* STATED EXERCISE:
What follows is a set of records; restate each one word for word and drop the pictures.

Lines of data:
================================
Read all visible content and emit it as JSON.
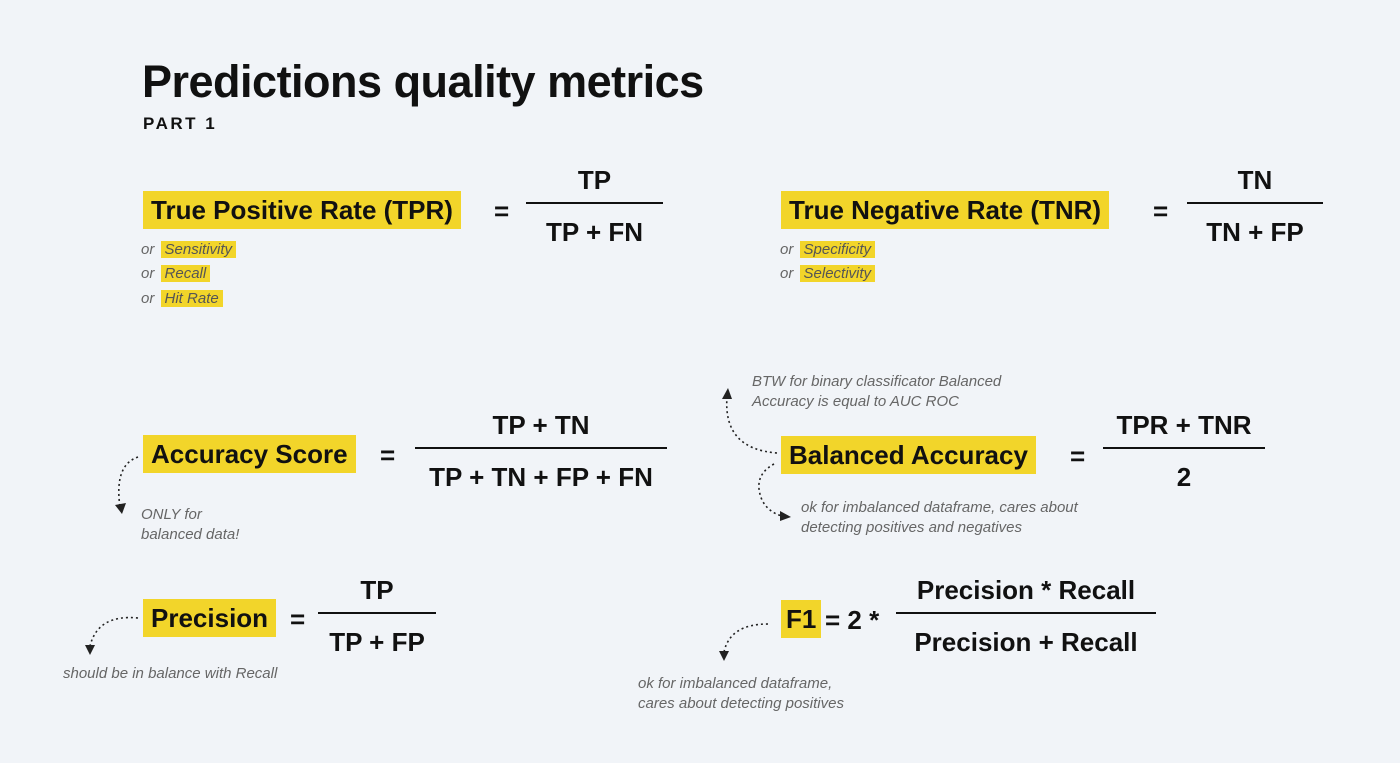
{
  "header": {
    "title": "Predictions quality metrics",
    "subtitle": "PART 1"
  },
  "tpr": {
    "label": "True Positive Rate (TPR)",
    "equals": "=",
    "numerator": "TP",
    "denominator": "TP + FN",
    "aliases": [
      {
        "prefix": "or",
        "name": "Sensitivity"
      },
      {
        "prefix": "or",
        "name": "Recall"
      },
      {
        "prefix": "or",
        "name": "Hit Rate"
      }
    ]
  },
  "tnr": {
    "label": "True Negative Rate (TNR)",
    "equals": "=",
    "numerator": "TN",
    "denominator": "TN + FP",
    "aliases": [
      {
        "prefix": "or",
        "name": "Specificity"
      },
      {
        "prefix": "or",
        "name": "Selectivity"
      }
    ]
  },
  "accuracy": {
    "label": "Accuracy Score",
    "equals": "=",
    "numerator": "TP + TN",
    "denominator": "TP + TN + FP + FN",
    "note": [
      "ONLY for",
      "balanced data!"
    ]
  },
  "balanced": {
    "label": "Balanced Accuracy",
    "equals": "=",
    "numerator": "TPR + TNR",
    "denominator": "2",
    "note_top": [
      "BTW for binary classificator Balanced",
      "Accuracy is equal to AUC ROC"
    ],
    "note_bottom": [
      "ok for imbalanced dataframe, cares about",
      "detecting positives and negatives"
    ]
  },
  "precision": {
    "label": "Precision",
    "equals": "=",
    "numerator": "TP",
    "denominator": "TP + FP",
    "note": "should be in balance with Recall"
  },
  "f1": {
    "label": "F1",
    "equals": "= 2 *",
    "numerator": "Precision * Recall",
    "denominator": "Precision + Recall",
    "note": [
      "ok for imbalanced dataframe,",
      "cares about detecting positives"
    ]
  },
  "colors": {
    "highlight": "#f2d52a",
    "background": "#f1f4f8",
    "text": "#111111",
    "note": "#666666"
  }
}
================================
* EXERCISE OUTPUT:
Read all visible content and emit it as JSON.
{
  "header": {
    "title": "Predictions quality metrics",
    "subtitle": "PART 1"
  },
  "tpr": {
    "label": "True Positive Rate (TPR)",
    "equals": "=",
    "numerator": "TP",
    "denominator": "TP + FN",
    "aliases": [
      {
        "prefix": "or",
        "name": "Sensitivity"
      },
      {
        "prefix": "or",
        "name": "Recall"
      },
      {
        "prefix": "or",
        "name": "Hit Rate"
      }
    ]
  },
  "tnr": {
    "label": "True Negative Rate (TNR)",
    "equals": "=",
    "numerator": "TN",
    "denominator": "TN + FP",
    "aliases": [
      {
        "prefix": "or",
        "name": "Specificity"
      },
      {
        "prefix": "or",
        "name": "Selectivity"
      }
    ]
  },
  "accuracy": {
    "label": "Accuracy Score",
    "equals": "=",
    "numerator": "TP + TN",
    "denominator": "TP + TN + FP + FN",
    "note": [
      "ONLY for",
      "balanced data!"
    ]
  },
  "balanced": {
    "label": "Balanced Accuracy",
    "equals": "=",
    "numerator": "TPR + TNR",
    "denominator": "2",
    "note_top": [
      "BTW for binary classificator Balanced",
      "Accuracy is equal to AUC ROC"
    ],
    "note_bottom": [
      "ok for imbalanced dataframe, cares about",
      "detecting positives and negatives"
    ]
  },
  "precision": {
    "label": "Precision",
    "equals": "=",
    "numerator": "TP",
    "denominator": "TP + FP",
    "note": "should be in balance with Recall"
  },
  "f1": {
    "label": "F1",
    "equals": "= 2 *",
    "numerator": "Precision * Recall",
    "denominator": "Precision + Recall",
    "note": [
      "ok for imbalanced dataframe,",
      "cares about detecting positives"
    ]
  },
  "colors": {
    "highlight": "#f2d52a",
    "background": "#f1f4f8",
    "text": "#111111",
    "note": "#666666"
  }
}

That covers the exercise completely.